* [Task brief]: Keep the pictures out and restate every record exactly.

(Stored entries)
|---|
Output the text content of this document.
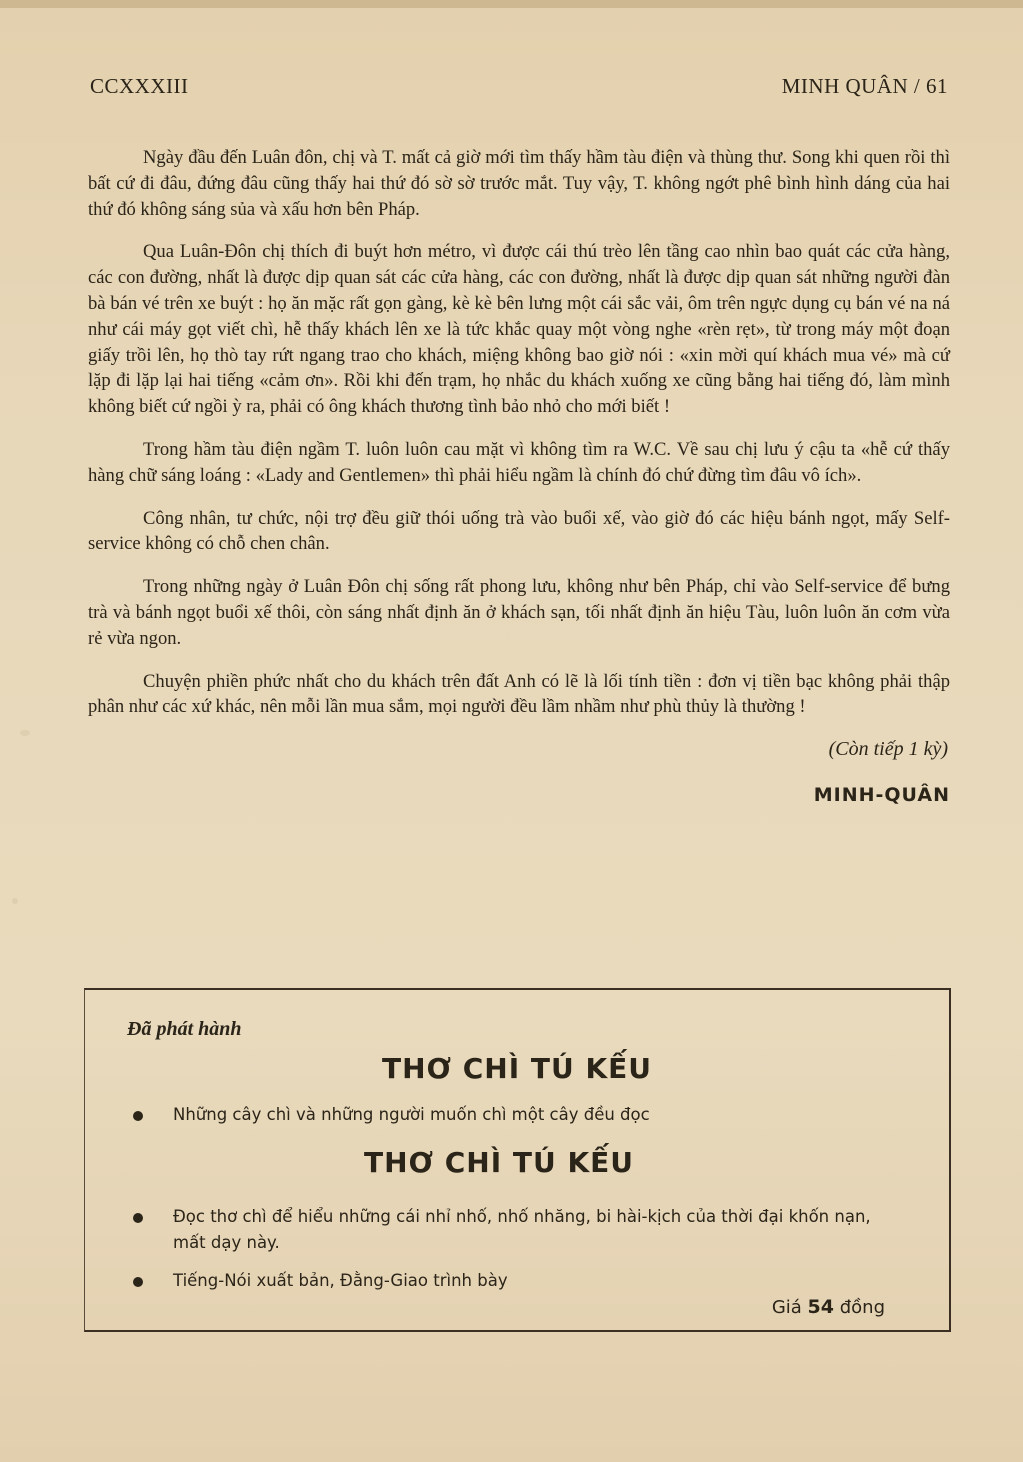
CCXXXIII	MINH QUÂN / 61

Ngày đầu đến Luân đôn, chị và T. mất cả giờ mới tìm thấy hầm tàu điện và thùng thư. Song khi quen rồi thì bất cứ đi đâu, đứng đâu cũng thấy hai thứ đó sờ sờ trước mắt. Tuy vậy, T. không ngớt phê bình hình dáng của hai thứ đó không sáng sủa và xấu hơn bên Pháp.

Qua Luân-Đôn chị thích đi buýt hơn métro, vì được cái thú trèo lên tầng cao nhìn bao quát các cửa hàng, các con đường, nhất là được dịp quan sát các cửa hàng, các con đường, nhất là được dịp quan sát những người đàn bà bán vé trên xe buýt : họ ăn mặc rất gọn gàng, kè kè bên lưng một cái sắc vải, ôm trên ngực dụng cụ bán vé na ná như cái máy gọt viết chì, hễ thấy khách lên xe là tức khắc quay một vòng nghe «rèn rẹt», từ trong máy một đoạn giấy trồi lên, họ thò tay rứt ngang trao cho khách, miệng không bao giờ nói : «xin mời quí khách mua vé» mà cứ lặp đi lặp lại hai tiếng «cảm ơn». Rồi khi đến trạm, họ nhắc du khách xuống xe cũng bằng hai tiếng đó, làm mình không biết cứ ngồi ỳ ra, phải có ông khách thương tình bảo nhỏ cho mới biết !

Trong hầm tàu điện ngầm T. luôn luôn cau mặt vì không tìm ra W.C. Về sau chị lưu ý cậu ta «hễ cứ thấy hàng chữ sáng loáng : «Lady and Gentlemen» thì phải hiểu ngầm là chính đó chứ đừng tìm đâu vô ích».

Công nhân, tư chức, nội trợ đều giữ thói uống trà vào buổi xế, vào giờ đó các hiệu bánh ngọt, mấy Self-service không có chỗ chen chân.

Trong những ngày ở Luân Đôn chị sống rất phong lưu, không như bên Pháp, chỉ vào Self-service để bưng trà và bánh ngọt buổi xế thôi, còn sáng nhất định ăn ở khách sạn, tối nhất định ăn hiệu Tàu, luôn luôn ăn cơm vừa rẻ vừa ngon.

Chuyện phiền phức nhất cho du khách trên đất Anh có lẽ là lối tính tiền : đơn vị tiền bạc không phải thập phân như các xứ khác, nên mỗi lần mua sắm, mọi người đều lầm nhầm như phù thủy là thường !

(Còn tiếp 1 kỳ)
MINH-QUÂN
Đã phát hành
THƠ CHÌ TÚ KẾU
Những cây chì và những người muốn chì một cây đều đọc
THƠ CHÌ TÚ KẾU
Đọc thơ chì để hiểu những cái nhỉ nhố, nhố nhăng, bi hài-kịch của thời đại khốn nạn, mất dạy này.
Tiếng-Nói xuất bản, Đằng-Giao trình bày
Giá 54 đồng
|---|
* [Final result]:
Output the text content of this document.
CCXXXIII	MINH QUÂN / 61

Ngày đầu đến Luân đôn, chị và T. mất cả giờ mới tìm thấy hầm tàu điện và thùng thư. Song khi quen rồi thì bất cứ đi đâu, đứng đâu cũng thấy hai thứ đó sờ sờ trước mắt. Tuy vậy, T. không ngớt phê bình hình dáng của hai thứ đó không sáng sủa và xấu hơn bên Pháp.

Qua Luân-Đôn chị thích đi buýt hơn métro, vì được cái thú trèo lên tầng cao nhìn bao quát các cửa hàng, các con đường, nhất là được dịp quan sát các cửa hàng, các con đường, nhất là được dịp quan sát những người đàn bà bán vé trên xe buýt : họ ăn mặc rất gọn gàng, kè kè bên lưng một cái sắc vải, ôm trên ngực dụng cụ bán vé na ná như cái máy gọt viết chì, hễ thấy khách lên xe là tức khắc quay một vòng nghe «rèn rẹt», từ trong máy một đoạn giấy trồi lên, họ thò tay rứt ngang trao cho khách, miệng không bao giờ nói : «xin mời quí khách mua vé» mà cứ lặp đi lặp lại hai tiếng «cảm ơn». Rồi khi đến trạm, họ nhắc du khách xuống xe cũng bằng hai tiếng đó, làm mình không biết cứ ngồi ỳ ra, phải có ông khách thương tình bảo nhỏ cho mới biết !

Trong hầm tàu điện ngầm T. luôn luôn cau mặt vì không tìm ra W.C. Về sau chị lưu ý cậu ta «hễ cứ thấy hàng chữ sáng loáng : «Lady and Gentlemen» thì phải hiểu ngầm là chính đó chứ đừng tìm đâu vô ích».

Công nhân, tư chức, nội trợ đều giữ thói uống trà vào buổi xế, vào giờ đó các hiệu bánh ngọt, mấy Self-service không có chỗ chen chân.

Trong những ngày ở Luân Đôn chị sống rất phong lưu, không như bên Pháp, chỉ vào Self-service để bưng trà và bánh ngọt buổi xế thôi, còn sáng nhất định ăn ở khách sạn, tối nhất định ăn hiệu Tàu, luôn luôn ăn cơm vừa rẻ vừa ngon.

Chuyện phiền phức nhất cho du khách trên đất Anh có lẽ là lối tính tiền : đơn vị tiền bạc không phải thập phân như các xứ khác, nên mỗi lần mua sắm, mọi người đều lầm nhầm như phù thủy là thường !

(Còn tiếp 1 kỳ)
MINH-QUÂN
Đã phát hành
THƠ CHÌ TÚ KẾU
Những cây chì và những người muốn chì một cây đều đọc
THƠ CHÌ TÚ KẾU
Đọc thơ chì để hiểu những cái nhỉ nhố, nhố nhăng, bi hài-kịch của thời đại khốn nạn, mất dạy này.
Tiếng-Nói xuất bản, Đằng-Giao trình bày
Giá 54 đồng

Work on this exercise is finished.